#### PROBLEM
Transcribe each line exactly.
══ DATASET ROWS
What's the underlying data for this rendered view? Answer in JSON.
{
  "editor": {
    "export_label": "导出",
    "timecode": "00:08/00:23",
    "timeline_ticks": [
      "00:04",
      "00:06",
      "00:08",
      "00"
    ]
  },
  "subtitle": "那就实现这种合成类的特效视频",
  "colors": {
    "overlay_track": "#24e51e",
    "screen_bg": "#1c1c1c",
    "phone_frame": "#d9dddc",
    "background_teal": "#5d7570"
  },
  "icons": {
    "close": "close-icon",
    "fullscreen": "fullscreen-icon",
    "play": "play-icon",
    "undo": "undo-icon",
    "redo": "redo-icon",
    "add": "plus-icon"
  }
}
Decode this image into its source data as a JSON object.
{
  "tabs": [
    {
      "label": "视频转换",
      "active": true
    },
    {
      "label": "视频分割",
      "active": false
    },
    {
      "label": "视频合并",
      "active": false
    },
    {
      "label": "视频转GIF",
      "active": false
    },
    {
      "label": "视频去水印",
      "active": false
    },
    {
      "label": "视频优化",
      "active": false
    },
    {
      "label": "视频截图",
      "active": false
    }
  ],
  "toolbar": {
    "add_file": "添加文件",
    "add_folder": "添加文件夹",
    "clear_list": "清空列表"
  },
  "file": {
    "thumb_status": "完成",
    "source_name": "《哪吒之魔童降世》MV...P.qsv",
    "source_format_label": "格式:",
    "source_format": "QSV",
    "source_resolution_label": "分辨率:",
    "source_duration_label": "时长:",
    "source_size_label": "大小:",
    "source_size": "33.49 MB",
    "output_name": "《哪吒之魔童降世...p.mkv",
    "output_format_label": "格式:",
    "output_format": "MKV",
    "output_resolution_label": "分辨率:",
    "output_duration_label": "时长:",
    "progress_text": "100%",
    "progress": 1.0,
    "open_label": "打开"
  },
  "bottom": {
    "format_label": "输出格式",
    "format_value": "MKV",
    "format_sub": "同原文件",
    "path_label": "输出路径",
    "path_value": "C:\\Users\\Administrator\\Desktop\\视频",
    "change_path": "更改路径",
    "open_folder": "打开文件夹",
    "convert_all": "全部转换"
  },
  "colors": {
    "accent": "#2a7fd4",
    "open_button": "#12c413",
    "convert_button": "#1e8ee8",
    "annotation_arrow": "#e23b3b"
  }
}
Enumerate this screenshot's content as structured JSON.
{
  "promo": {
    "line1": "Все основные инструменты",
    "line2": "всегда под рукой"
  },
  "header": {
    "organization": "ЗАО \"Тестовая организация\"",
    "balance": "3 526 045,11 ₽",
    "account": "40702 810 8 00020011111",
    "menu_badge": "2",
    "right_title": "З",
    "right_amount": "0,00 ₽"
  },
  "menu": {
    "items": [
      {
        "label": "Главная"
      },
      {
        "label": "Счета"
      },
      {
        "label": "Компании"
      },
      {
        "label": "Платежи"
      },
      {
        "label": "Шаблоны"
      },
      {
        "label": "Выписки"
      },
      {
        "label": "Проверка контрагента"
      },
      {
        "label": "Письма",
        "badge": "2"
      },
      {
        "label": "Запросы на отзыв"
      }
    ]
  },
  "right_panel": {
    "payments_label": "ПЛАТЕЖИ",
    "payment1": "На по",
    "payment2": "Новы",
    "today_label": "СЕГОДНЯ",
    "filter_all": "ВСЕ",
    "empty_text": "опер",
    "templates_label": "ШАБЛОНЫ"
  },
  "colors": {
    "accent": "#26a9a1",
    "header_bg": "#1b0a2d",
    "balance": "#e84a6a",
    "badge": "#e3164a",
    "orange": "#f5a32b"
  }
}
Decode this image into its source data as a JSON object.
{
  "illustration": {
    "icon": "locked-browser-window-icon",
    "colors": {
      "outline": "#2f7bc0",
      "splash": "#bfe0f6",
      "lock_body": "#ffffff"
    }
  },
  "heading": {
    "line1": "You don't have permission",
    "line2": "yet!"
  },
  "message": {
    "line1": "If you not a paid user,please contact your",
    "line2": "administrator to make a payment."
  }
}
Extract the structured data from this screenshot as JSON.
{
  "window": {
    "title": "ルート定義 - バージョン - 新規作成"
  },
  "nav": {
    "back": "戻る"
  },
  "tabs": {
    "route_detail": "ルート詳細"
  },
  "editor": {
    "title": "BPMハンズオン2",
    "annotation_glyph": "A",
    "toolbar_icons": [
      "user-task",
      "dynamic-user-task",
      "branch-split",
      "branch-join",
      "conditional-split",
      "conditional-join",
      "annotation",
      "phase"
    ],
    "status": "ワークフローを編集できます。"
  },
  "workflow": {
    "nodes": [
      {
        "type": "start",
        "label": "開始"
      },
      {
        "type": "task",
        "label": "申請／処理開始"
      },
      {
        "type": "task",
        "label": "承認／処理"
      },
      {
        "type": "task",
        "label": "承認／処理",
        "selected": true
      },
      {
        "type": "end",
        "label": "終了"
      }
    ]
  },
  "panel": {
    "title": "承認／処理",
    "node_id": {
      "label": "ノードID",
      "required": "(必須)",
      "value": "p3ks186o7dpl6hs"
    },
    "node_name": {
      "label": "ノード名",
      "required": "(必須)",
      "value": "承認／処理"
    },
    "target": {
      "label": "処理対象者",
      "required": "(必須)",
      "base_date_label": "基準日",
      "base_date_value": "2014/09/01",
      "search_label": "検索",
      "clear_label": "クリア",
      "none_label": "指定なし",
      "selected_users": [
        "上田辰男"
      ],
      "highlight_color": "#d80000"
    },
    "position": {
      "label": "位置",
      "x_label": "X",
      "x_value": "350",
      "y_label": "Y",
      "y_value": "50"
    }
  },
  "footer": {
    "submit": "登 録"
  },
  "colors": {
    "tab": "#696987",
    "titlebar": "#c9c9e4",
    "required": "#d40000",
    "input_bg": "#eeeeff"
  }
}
════
#### TASK OUTPUT
What's the underlying data for this rendered view? Answer in JSON.
{
  "editor": {
    "export_label": "导出",
    "timecode": "00:08/00:23",
    "timeline_ticks": [
      "00:04",
      "00:06",
      "00:08",
      "00"
    ]
  },
  "subtitle": "那就实现这种合成类的特效视频",
  "colors": {
    "overlay_track": "#24e51e",
    "screen_bg": "#1c1c1c",
    "phone_frame": "#d9dddc",
    "background_teal": "#5d7570"
  },
  "icons": {
    "close": "close-icon",
    "fullscreen": "fullscreen-icon",
    "play": "play-icon",
    "undo": "undo-icon",
    "redo": "redo-icon",
    "add": "plus-icon"
  }
}
Decode this image into its source data as a JSON object.
{
  "tabs": [
    {
      "label": "视频转换",
      "active": true
    },
    {
      "label": "视频分割",
      "active": false
    },
    {
      "label": "视频合并",
      "active": false
    },
    {
      "label": "视频转GIF",
      "active": false
    },
    {
      "label": "视频去水印",
      "active": false
    },
    {
      "label": "视频优化",
      "active": false
    },
    {
      "label": "视频截图",
      "active": false
    }
  ],
  "toolbar": {
    "add_file": "添加文件",
    "add_folder": "添加文件夹",
    "clear_list": "清空列表"
  },
  "file": {
    "thumb_status": "完成",
    "source_name": "《哪吒之魔童降世》MV...P.qsv",
    "source_format_label": "格式:",
    "source_format": "QSV",
    "source_resolution_label": "分辨率:",
    "source_duration_label": "时长:",
    "source_size_label": "大小:",
    "source_size": "33.49 MB",
    "output_name": "《哪吒之魔童降世...p.mkv",
    "output_format_label": "格式:",
    "output_format": "MKV",
    "output_resolution_label": "分辨率:",
    "output_duration_label": "时长:",
    "progress_text": "100%",
    "progress": 1.0,
    "open_label": "打开"
  },
  "bottom": {
    "format_label": "输出格式",
    "format_value": "MKV",
    "format_sub": "同原文件",
    "path_label": "输出路径",
    "path_value": "C:\\Users\\Administrator\\Desktop\\视频",
    "change_path": "更改路径",
    "open_folder": "打开文件夹",
    "convert_all": "全部转换"
  },
  "colors": {
    "accent": "#2a7fd4",
    "open_button": "#12c413",
    "convert_button": "#1e8ee8",
    "annotation_arrow": "#e23b3b"
  }
}
Enumerate this screenshot's content as structured JSON.
{
  "promo": {
    "line1": "Все основные инструменты",
    "line2": "всегда под рукой"
  },
  "header": {
    "organization": "ЗАО \"Тестовая организация\"",
    "balance": "3 526 045,11 ₽",
    "account": "40702 810 8 00020011111",
    "menu_badge": "2",
    "right_title": "З",
    "right_amount": "0,00 ₽"
  },
  "menu": {
    "items": [
      {
        "label": "Главная"
      },
      {
        "label": "Счета"
      },
      {
        "label": "Компании"
      },
      {
        "label": "Платежи"
      },
      {
        "label": "Шаблоны"
      },
      {
        "label": "Выписки"
      },
      {
        "label": "Проверка контрагента"
      },
      {
        "label": "Письма",
        "badge": "2"
      },
      {
        "label": "Запросы на отзыв"
      }
    ]
  },
  "right_panel": {
    "payments_label": "ПЛАТЕЖИ",
    "payment1": "На по",
    "payment2": "Новы",
    "today_label": "СЕГОДНЯ",
    "filter_all": "ВСЕ",
    "empty_text": "опер",
    "templates_label": "ШАБЛОНЫ"
  },
  "colors": {
    "accent": "#26a9a1",
    "header_bg": "#1b0a2d",
    "balance": "#e84a6a",
    "badge": "#e3164a",
    "orange": "#f5a32b"
  }
}
Decode this image into its source data as a JSON object.
{
  "illustration": {
    "icon": "locked-browser-window-icon",
    "colors": {
      "outline": "#2f7bc0",
      "splash": "#bfe0f6",
      "lock_body": "#ffffff"
    }
  },
  "heading": {
    "line1": "You don't have permission",
    "line2": "yet!"
  },
  "message": {
    "line1": "If you not a paid user,please contact your",
    "line2": "administrator to make a payment."
  }
}
Extract the structured data from this screenshot as JSON.
{
  "window": {
    "title": "ルート定義 - バージョン - 新規作成"
  },
  "nav": {
    "back": "戻る"
  },
  "tabs": {
    "route_detail": "ルート詳細"
  },
  "editor": {
    "title": "BPMハンズオン2",
    "annotation_glyph": "A",
    "toolbar_icons": [
      "user-task",
      "dynamic-user-task",
      "branch-split",
      "branch-join",
      "conditional-split",
      "conditional-join",
      "annotation",
      "phase"
    ],
    "status": "ワークフローを編集できます。"
  },
  "workflow": {
    "nodes": [
      {
        "type": "start",
        "label": "開始"
      },
      {
        "type": "task",
        "label": "申請／処理開始"
      },
      {
        "type": "task",
        "label": "承認／処理"
      },
      {
        "type": "task",
        "label": "承認／処理",
        "selected": true
      },
      {
        "type": "end",
        "label": "終了"
      }
    ]
  },
  "panel": {
    "title": "承認／処理",
    "node_id": {
      "label": "ノードID",
      "required": "(必須)",
      "value": "p3ks186o7dpl6hs"
    },
    "node_name": {
      "label": "ノード名",
      "required": "(必須)",
      "value": "承認／処理"
    },
    "target": {
      "label": "処理対象者",
      "required": "(必須)",
      "base_date_label": "基準日",
      "base_date_value": "2014/09/01",
      "search_label": "検索",
      "clear_label": "クリア",
      "none_label": "指定なし",
      "selected_users": [
        "上田辰男"
      ],
      "highlight_color": "#d80000"
    },
    "position": {
      "label": "位置",
      "x_label": "X",
      "x_value": "350",
      "y_label": "Y",
      "y_value": "50"
    }
  },
  "footer": {
    "submit": "登 録"
  },
  "colors": {
    "tab": "#696987",
    "titlebar": "#c9c9e4",
    "required": "#d40000",
    "input_bg": "#eeeeff"
  }
}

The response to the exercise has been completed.